(Records)

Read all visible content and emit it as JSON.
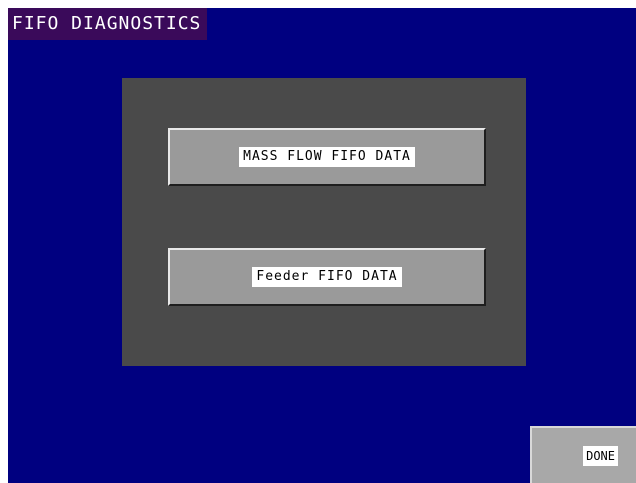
{
  "screen": {
    "title": "FIFO DIAGNOSTICS",
    "background_color": "#000080"
  },
  "panel": {
    "background_color": "#4a4a4a",
    "buttons": [
      {
        "label": "MASS FLOW FIFO DATA"
      },
      {
        "label": "Feeder FIFO DATA"
      }
    ]
  },
  "footer": {
    "done_label": "DONE"
  }
}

* **Requirements**
Without including any pictures, print each record exactly.

* **Answer to this task**
Read all visible content and emit it as JSON.
{
  "screen": {
    "title": "FIFO DIAGNOSTICS",
    "background_color": "#000080"
  },
  "panel": {
    "background_color": "#4a4a4a",
    "buttons": [
      {
        "label": "MASS FLOW FIFO DATA"
      },
      {
        "label": "Feeder FIFO DATA"
      }
    ]
  },
  "footer": {
    "done_label": "DONE"
  }
}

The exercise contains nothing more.